To be done:
Identify the lines that contain the string "tuition", then copy each of them.

Stored data:
----------------------------------------
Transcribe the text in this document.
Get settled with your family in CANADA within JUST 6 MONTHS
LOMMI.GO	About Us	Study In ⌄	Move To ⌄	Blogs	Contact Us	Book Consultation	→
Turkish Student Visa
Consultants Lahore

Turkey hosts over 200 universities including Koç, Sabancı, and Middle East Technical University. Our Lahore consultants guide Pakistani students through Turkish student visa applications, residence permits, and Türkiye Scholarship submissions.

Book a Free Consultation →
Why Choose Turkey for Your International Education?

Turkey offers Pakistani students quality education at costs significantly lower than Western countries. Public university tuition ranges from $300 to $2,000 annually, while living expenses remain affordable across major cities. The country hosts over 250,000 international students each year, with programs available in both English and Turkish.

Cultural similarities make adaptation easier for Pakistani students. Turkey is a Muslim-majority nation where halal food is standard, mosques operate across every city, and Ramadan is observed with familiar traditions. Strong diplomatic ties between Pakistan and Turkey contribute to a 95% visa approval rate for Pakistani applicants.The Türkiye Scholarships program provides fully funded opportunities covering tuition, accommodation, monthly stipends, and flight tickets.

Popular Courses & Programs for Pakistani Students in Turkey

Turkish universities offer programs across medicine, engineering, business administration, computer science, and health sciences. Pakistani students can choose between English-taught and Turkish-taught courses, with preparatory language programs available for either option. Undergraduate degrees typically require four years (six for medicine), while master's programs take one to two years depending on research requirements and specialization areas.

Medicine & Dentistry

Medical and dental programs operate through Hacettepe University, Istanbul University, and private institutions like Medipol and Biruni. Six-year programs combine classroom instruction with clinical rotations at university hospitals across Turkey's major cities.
----------------------------------------
The output:
Turkey offers Pakistani students quality education at costs significantly lower than Western countries. Public university tuition ranges from $300 to $2,000 annually, while living expenses remain affordable across major cities. The country hosts over 250,000 international students each year, with programs available in both English and Turkish.
Cultural similarities make adaptation easier for Pakistani students. Turkey is a Muslim-majority nation where halal food is standard, mosques operate across every city, and Ramadan is observed with familiar traditions. Strong diplomatic ties between Pakistan and Turkey contribute to a 95% visa approval rate for Pakistani applicants.The Türkiye Scholarships program provides fully funded opportunities covering tuition, accommodation, monthly stipends, and flight tickets.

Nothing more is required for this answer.